Stored dataset items.
____

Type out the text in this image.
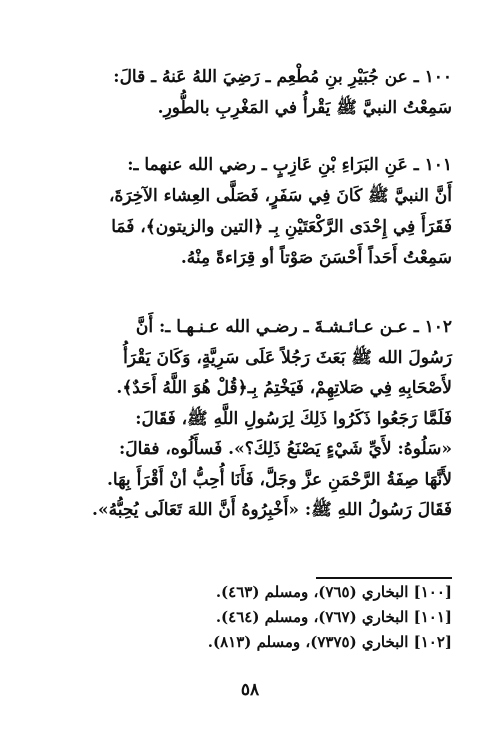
١٠٠ ـ عن جُبَيْرِ بنِ مُطْعِم ـ رَضِيَ اللهُ عَنهُ ـ قالَ:

سَمِعْتُ النبيَّ ﷺ يَقْرأُ في المَغْرِبِ بالطُّورِ.

١٠١ ـ عَنِ البَرَاءِ بْنِ عَازِبٍ ـ رضي الله عنهما ـ:

أَنَّ النبيَّ ﷺ كَانَ فِي سَفَرٍ، فَصَلَّى العِشاء الآخِرَةَ،

فَقَرَأَ فِي إِحْدَى الرَّكْعَتَيْنِ بِـ ﴿التين والزيتون﴾، فَمَا

سَمِعْتُ أَحَداً أَحْسَنَ صَوْتاً أو قِرَاءةً مِنْهُ.

١٠٢ ـ عـن عـائـشـةَ ـ رضـي الله عـنـهـا ـ: أَنَّ

رَسُولَ الله ﷺ بَعَثَ رَجُلاً عَلَى سَرِيَّةٍ، وَكَانَ يَقْرَأُ

لأَصْحَابِهِ فِي صَلاتِهِمْ، فَيَخْتِمُ بِـ﴿قُلْ هُوَ اللَّهُ أَحَدٌ﴾.

فَلَمَّا رَجَعُوا ذَكَرُوا ذَلِكَ لِرَسُولِ اللَّهِ ﷺ، فَقَالَ:

«سَلُوهُ: لأَيِّ شَيْءٍ يَصْنَعُ ذَلِكَ؟». فَسأَلُوه، فقالَ:

لأَنَّهَا صِفَةُ الرَّحْمَنِ عزَّ وجَلَّ، فَأَنَا أُحِبُّ أنْ أَقْرَأَ بِهَا.

فَقَالَ رَسُولُ اللهِ ﷺ: «أَخْبِرُوهُ أَنَّ اللهَ تَعَالَى يُحِبُّهُ».

[١٠٠] البخاري (٧٦٥)، ومسلم (٤٦٣).
[١٠١] البخاري (٧٦٧)، ومسلم (٤٦٤).
[١٠٢] البخاري (٧٣٧٥)، ومسلم (٨١٣).
٥٨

____

Exercise prompt. Across the material above, how many lines include the string "ومسلم"? Only the number is wanted.

Response to this exercise. 3